▶ _DATA PROVIDED_

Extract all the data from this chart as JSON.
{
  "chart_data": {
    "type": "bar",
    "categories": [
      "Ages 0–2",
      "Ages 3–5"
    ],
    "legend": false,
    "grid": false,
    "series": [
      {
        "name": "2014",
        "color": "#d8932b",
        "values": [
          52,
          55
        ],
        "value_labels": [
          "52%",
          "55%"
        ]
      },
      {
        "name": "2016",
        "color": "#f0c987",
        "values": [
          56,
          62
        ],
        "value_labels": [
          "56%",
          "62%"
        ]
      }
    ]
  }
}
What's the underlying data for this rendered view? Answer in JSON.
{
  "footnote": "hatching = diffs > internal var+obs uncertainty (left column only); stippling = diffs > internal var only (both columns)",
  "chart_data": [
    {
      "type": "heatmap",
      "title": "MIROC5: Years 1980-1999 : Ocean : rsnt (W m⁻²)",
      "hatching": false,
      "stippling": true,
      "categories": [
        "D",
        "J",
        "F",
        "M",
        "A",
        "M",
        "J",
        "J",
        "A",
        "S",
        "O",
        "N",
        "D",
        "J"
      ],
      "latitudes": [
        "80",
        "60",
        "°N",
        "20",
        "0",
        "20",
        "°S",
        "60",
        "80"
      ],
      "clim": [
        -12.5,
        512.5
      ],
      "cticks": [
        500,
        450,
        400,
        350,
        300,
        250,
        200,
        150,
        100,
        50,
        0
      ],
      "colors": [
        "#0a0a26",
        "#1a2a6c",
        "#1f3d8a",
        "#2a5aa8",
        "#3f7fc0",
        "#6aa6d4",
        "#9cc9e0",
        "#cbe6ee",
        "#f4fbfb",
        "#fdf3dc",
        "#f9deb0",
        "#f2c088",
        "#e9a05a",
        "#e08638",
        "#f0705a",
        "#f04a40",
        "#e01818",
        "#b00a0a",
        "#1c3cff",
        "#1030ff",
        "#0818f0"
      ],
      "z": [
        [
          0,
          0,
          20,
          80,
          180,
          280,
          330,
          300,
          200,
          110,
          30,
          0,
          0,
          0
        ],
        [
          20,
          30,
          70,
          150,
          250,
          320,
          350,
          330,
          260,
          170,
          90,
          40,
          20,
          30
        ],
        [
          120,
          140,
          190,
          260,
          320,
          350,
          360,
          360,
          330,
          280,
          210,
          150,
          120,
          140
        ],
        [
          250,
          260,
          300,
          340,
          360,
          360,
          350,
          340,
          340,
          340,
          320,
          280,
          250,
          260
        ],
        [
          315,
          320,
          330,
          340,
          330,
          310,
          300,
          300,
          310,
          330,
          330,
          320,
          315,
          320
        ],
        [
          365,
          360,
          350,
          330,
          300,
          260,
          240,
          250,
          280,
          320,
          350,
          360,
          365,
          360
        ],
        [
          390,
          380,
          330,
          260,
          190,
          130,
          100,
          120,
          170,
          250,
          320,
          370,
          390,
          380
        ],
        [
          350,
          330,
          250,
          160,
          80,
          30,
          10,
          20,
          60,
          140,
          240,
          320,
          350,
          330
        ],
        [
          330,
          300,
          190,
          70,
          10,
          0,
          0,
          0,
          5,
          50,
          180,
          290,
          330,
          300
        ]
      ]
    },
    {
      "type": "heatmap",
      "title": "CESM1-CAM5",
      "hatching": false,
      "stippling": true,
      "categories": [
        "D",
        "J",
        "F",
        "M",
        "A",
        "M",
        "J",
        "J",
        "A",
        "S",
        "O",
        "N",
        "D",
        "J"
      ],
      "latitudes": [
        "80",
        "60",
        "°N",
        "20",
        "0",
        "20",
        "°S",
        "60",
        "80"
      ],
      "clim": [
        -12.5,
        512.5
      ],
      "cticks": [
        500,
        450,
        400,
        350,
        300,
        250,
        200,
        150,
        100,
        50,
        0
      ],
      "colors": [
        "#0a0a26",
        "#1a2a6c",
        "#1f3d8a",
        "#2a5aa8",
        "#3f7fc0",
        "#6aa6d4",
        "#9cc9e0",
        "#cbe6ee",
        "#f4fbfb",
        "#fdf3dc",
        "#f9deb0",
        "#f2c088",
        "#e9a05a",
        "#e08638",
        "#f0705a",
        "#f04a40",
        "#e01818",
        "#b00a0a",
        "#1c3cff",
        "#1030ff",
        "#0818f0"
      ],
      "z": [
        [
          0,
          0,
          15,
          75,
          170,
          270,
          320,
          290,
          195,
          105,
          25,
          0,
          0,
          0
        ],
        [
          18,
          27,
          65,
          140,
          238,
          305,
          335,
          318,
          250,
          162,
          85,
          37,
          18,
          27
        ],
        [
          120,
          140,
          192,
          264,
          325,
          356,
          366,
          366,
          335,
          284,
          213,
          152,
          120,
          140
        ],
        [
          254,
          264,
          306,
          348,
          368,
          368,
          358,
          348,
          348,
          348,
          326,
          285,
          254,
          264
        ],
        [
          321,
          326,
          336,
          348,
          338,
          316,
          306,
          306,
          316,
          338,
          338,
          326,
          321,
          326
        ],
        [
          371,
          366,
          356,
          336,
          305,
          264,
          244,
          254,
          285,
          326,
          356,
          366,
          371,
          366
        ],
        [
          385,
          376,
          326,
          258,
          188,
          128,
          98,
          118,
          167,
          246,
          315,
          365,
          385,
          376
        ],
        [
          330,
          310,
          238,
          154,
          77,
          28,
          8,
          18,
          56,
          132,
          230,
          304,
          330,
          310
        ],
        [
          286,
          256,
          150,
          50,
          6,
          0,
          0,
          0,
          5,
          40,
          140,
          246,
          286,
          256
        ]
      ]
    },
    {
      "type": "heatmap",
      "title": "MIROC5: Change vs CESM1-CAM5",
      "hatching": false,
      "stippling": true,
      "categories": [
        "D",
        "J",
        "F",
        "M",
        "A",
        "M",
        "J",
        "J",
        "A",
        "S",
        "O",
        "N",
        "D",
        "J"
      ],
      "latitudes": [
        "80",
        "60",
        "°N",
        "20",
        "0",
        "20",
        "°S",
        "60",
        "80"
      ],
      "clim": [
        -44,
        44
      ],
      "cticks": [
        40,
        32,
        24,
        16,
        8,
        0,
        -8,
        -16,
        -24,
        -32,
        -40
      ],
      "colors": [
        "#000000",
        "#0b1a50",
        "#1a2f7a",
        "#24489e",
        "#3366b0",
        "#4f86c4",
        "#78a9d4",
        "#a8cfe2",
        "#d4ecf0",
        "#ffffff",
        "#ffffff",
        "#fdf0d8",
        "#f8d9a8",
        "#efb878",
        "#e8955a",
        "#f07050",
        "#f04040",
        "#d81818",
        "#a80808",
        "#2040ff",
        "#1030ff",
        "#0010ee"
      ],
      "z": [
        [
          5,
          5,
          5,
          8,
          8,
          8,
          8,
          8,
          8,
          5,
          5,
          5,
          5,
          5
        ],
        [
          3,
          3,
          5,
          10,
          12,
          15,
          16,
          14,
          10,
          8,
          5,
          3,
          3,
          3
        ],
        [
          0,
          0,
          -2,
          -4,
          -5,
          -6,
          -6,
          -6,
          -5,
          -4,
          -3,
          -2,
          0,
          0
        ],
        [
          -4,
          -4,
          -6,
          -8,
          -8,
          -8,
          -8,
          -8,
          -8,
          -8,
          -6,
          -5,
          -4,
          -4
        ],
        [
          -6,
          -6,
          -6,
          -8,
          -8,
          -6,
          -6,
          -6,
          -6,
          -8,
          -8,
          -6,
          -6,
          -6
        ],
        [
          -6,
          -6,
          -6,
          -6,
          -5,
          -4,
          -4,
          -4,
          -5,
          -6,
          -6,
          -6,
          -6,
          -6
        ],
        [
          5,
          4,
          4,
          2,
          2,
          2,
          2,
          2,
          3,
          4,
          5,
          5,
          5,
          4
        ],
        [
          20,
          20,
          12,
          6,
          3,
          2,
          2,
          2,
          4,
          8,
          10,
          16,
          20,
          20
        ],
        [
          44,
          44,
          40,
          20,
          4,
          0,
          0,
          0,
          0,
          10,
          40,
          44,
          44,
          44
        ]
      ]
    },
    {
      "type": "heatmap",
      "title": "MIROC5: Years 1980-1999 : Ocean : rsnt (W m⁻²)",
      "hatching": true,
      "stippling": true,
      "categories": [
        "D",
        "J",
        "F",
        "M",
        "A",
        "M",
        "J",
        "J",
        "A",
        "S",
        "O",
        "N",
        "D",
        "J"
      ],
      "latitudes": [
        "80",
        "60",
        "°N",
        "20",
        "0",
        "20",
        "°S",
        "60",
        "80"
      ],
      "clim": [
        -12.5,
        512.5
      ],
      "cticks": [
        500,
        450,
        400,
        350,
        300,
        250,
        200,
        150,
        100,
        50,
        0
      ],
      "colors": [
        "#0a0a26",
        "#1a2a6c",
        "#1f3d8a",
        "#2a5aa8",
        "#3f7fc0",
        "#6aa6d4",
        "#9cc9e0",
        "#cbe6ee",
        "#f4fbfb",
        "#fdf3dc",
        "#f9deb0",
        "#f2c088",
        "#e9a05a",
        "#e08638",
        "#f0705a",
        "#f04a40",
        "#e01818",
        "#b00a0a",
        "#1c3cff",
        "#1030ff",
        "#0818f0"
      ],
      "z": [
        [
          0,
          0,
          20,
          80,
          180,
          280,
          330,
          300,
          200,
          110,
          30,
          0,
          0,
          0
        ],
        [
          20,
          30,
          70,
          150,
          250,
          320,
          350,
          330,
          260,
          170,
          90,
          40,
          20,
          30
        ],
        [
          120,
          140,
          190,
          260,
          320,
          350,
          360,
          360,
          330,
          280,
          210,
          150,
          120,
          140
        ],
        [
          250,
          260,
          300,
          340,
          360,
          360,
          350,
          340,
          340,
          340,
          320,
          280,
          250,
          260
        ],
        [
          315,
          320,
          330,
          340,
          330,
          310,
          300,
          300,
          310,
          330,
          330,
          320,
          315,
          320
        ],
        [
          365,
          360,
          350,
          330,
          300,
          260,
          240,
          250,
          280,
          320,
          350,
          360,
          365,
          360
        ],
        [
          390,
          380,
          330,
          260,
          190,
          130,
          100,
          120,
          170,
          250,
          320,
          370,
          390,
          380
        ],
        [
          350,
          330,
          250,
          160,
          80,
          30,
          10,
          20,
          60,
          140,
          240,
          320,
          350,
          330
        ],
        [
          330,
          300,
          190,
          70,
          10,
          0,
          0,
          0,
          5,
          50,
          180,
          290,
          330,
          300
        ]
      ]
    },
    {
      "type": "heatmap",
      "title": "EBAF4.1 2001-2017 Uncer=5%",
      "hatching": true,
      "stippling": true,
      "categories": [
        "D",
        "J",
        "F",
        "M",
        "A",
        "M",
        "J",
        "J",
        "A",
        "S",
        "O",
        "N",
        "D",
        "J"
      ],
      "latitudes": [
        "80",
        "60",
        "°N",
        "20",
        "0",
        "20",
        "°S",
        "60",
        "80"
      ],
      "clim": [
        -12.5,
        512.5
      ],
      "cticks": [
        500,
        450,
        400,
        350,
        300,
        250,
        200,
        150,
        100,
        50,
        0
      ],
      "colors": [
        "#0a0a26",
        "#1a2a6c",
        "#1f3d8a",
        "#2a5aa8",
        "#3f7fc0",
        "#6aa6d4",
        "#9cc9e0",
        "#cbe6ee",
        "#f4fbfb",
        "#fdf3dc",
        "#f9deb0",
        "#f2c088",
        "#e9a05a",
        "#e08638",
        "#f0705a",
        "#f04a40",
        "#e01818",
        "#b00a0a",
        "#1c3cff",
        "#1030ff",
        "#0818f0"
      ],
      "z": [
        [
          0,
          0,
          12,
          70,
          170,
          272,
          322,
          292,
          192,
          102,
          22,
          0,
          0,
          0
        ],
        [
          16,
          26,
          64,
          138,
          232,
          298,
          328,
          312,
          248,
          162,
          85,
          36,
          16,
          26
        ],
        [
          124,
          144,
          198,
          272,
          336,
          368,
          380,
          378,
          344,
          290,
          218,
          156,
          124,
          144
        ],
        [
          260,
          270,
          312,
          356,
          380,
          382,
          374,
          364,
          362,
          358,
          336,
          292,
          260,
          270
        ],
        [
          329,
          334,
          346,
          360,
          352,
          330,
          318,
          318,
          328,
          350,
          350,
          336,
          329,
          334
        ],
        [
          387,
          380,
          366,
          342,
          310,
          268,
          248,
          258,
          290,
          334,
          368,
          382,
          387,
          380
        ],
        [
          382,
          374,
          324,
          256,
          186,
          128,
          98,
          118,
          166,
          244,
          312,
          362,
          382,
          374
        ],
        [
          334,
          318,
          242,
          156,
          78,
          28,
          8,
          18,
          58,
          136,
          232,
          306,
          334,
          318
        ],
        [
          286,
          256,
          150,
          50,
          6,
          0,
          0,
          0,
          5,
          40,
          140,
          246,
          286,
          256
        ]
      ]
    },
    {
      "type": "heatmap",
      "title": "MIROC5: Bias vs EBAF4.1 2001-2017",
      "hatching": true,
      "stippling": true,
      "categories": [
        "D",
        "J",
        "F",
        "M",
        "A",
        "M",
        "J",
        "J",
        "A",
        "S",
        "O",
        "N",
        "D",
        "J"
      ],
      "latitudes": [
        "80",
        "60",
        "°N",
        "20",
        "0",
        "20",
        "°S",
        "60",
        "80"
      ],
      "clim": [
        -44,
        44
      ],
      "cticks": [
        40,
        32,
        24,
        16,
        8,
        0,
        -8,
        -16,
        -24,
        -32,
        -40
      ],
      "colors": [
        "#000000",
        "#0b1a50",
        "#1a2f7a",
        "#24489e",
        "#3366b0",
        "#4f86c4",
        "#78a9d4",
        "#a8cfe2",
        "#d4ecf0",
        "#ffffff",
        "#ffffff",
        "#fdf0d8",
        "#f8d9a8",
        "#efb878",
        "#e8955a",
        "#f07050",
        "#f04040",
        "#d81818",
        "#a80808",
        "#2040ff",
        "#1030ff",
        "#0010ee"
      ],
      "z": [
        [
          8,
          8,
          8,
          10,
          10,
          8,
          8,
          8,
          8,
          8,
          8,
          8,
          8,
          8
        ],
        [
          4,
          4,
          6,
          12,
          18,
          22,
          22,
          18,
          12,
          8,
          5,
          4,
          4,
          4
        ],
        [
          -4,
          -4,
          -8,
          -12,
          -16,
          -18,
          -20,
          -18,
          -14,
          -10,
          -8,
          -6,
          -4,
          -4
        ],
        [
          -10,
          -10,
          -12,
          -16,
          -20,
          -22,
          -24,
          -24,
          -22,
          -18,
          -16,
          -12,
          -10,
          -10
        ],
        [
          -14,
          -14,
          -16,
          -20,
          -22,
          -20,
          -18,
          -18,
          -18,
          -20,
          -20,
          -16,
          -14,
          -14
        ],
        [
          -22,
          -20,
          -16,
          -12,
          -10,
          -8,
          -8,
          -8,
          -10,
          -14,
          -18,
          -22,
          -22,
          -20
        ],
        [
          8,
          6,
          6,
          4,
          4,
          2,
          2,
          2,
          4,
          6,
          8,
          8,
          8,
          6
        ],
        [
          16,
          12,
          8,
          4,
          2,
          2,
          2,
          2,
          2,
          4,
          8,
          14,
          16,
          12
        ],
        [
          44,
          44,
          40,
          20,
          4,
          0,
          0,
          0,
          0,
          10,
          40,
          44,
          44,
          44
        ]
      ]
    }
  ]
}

▶ _INSTRUCTIONS TO FOLLOW_
Return all lines containing the word "title".

▶ _TASK SOLUTION_
      "title": "MIROC5: Years 1980-1999 : Ocean : rsnt (W m⁻²)",
      "title": "CESM1-CAM5",
      "title": "MIROC5: Change vs CESM1-CAM5",
      "title": "MIROC5: Years 1980-1999 : Ocean : rsnt (W m⁻²)",
      "title": "EBAF4.1 2001-2017 Uncer=5%",
      "title": "MIROC5: Bias vs EBAF4.1 2001-2017",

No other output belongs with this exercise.